● **WORK TO BE COMPLETED**:
State the number of lines that hold the string "heading", with nothing added.

● **SUPPLIED RECORDS**:
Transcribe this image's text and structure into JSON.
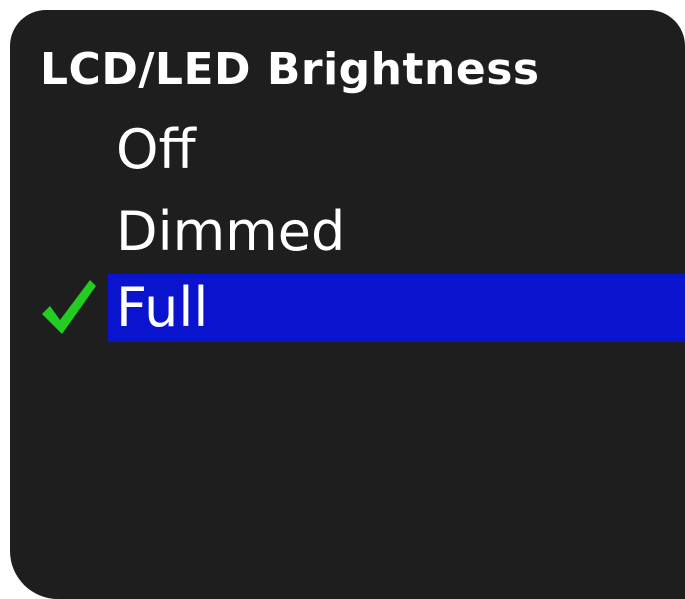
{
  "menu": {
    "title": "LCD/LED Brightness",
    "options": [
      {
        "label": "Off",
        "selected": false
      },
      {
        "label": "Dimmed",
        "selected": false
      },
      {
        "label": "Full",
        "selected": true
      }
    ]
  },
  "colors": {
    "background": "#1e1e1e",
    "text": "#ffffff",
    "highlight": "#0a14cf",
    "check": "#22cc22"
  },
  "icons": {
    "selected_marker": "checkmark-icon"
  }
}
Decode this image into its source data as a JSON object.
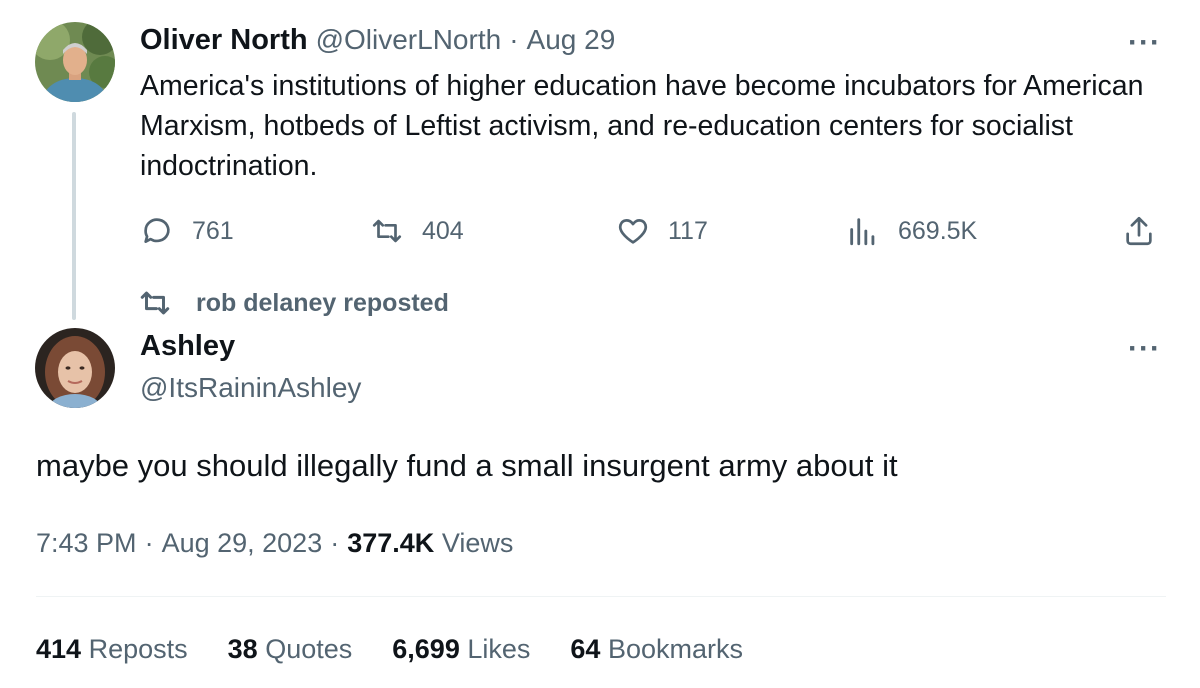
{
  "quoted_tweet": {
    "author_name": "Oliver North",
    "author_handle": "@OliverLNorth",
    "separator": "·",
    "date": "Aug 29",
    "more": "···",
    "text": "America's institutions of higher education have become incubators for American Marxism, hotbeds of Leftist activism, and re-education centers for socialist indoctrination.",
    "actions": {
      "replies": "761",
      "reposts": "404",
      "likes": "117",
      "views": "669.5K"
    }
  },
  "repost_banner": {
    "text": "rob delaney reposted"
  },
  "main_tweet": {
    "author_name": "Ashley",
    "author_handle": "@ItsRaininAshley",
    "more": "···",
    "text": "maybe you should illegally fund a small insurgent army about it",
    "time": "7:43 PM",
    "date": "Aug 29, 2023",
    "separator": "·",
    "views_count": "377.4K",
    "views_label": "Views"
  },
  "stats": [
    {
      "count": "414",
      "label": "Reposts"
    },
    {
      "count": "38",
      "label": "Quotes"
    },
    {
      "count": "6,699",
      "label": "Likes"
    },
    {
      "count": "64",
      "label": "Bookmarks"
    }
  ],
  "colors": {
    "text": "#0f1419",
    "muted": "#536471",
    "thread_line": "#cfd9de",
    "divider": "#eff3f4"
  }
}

* * *

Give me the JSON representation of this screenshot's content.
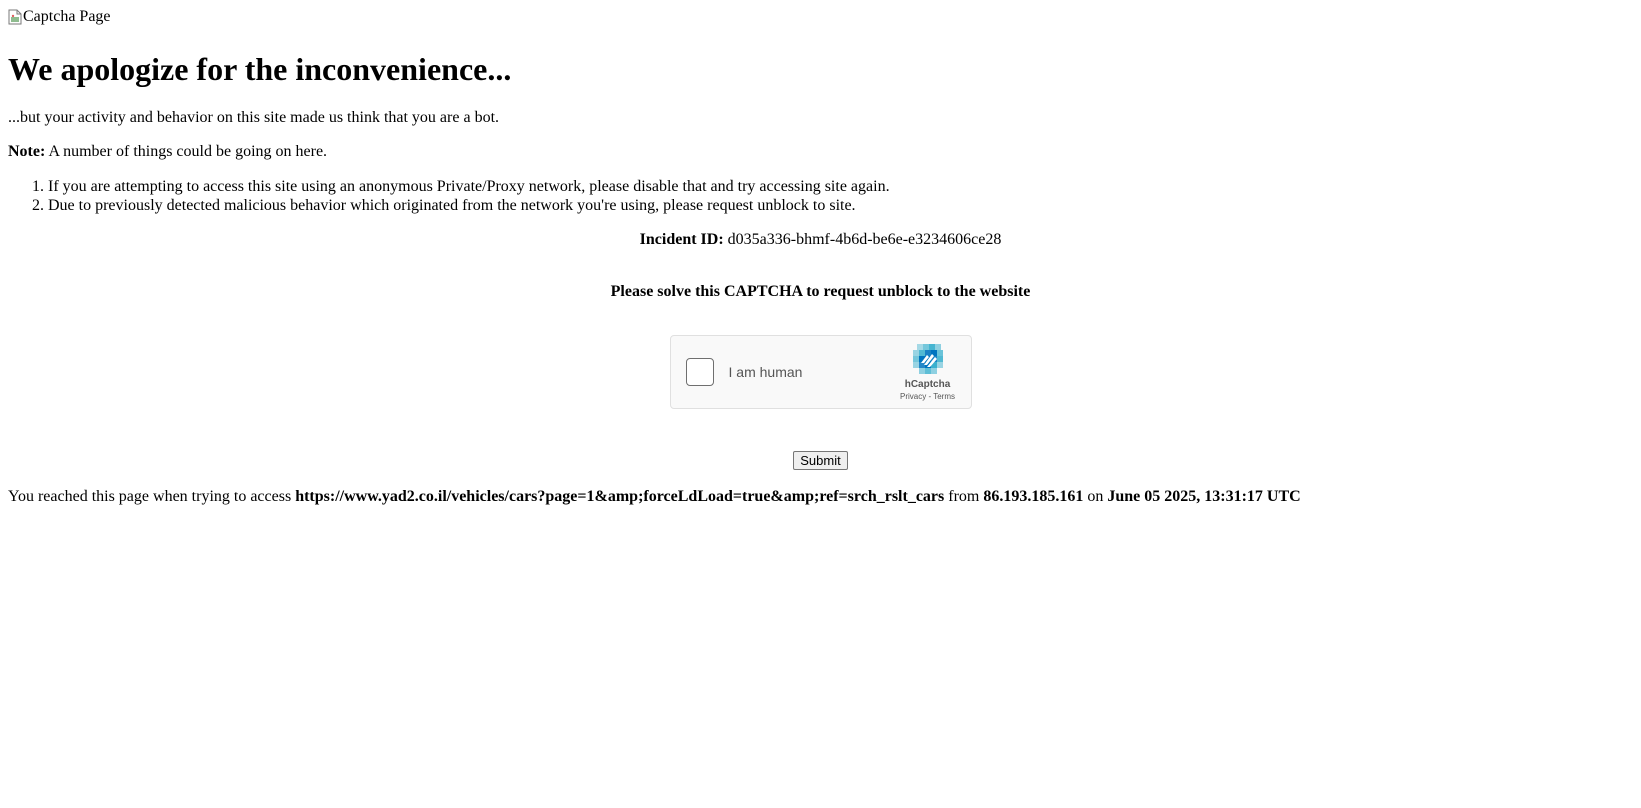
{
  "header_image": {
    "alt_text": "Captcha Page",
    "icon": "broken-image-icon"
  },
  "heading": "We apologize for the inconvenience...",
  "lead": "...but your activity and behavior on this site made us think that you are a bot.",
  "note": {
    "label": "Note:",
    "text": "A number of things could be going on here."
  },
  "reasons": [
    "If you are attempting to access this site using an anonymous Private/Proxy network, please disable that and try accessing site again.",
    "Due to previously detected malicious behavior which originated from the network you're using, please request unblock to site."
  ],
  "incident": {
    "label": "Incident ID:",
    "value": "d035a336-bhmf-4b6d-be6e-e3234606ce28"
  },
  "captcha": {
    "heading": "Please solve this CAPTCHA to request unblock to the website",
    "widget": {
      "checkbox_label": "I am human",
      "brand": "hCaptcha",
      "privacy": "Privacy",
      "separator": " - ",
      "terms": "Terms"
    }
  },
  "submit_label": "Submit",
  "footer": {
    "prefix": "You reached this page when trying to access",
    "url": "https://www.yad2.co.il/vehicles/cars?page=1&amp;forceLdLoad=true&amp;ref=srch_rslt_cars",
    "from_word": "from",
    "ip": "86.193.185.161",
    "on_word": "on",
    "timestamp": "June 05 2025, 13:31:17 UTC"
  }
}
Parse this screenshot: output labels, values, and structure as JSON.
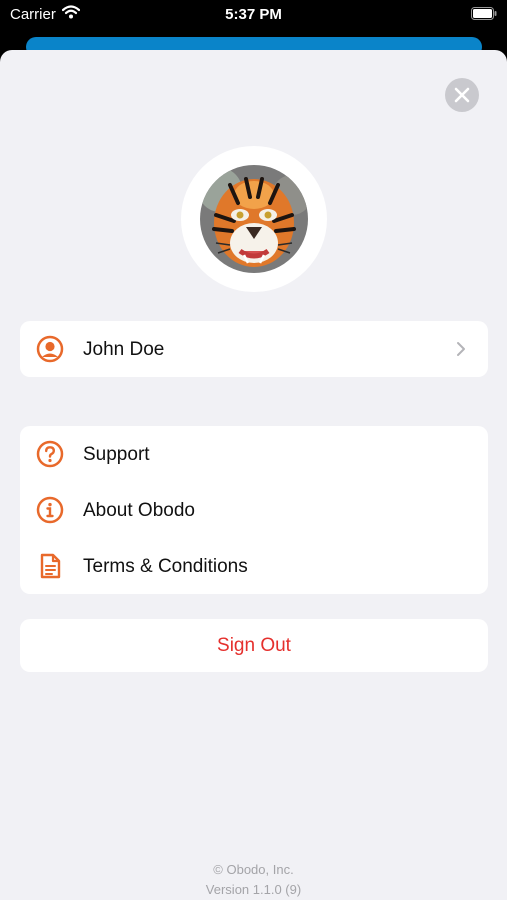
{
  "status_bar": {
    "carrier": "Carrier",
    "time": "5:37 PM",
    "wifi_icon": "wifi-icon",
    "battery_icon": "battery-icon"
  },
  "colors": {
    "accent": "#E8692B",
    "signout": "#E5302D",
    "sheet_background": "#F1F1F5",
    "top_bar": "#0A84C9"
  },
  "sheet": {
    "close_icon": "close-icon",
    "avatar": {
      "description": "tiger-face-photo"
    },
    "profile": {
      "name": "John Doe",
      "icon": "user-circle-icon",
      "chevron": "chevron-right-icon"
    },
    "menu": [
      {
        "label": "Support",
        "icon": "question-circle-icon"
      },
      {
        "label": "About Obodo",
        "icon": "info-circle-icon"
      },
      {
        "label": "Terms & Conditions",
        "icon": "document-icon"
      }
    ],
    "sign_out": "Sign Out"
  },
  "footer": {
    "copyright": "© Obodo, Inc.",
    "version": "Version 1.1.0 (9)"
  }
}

● **SOLUTION**:
2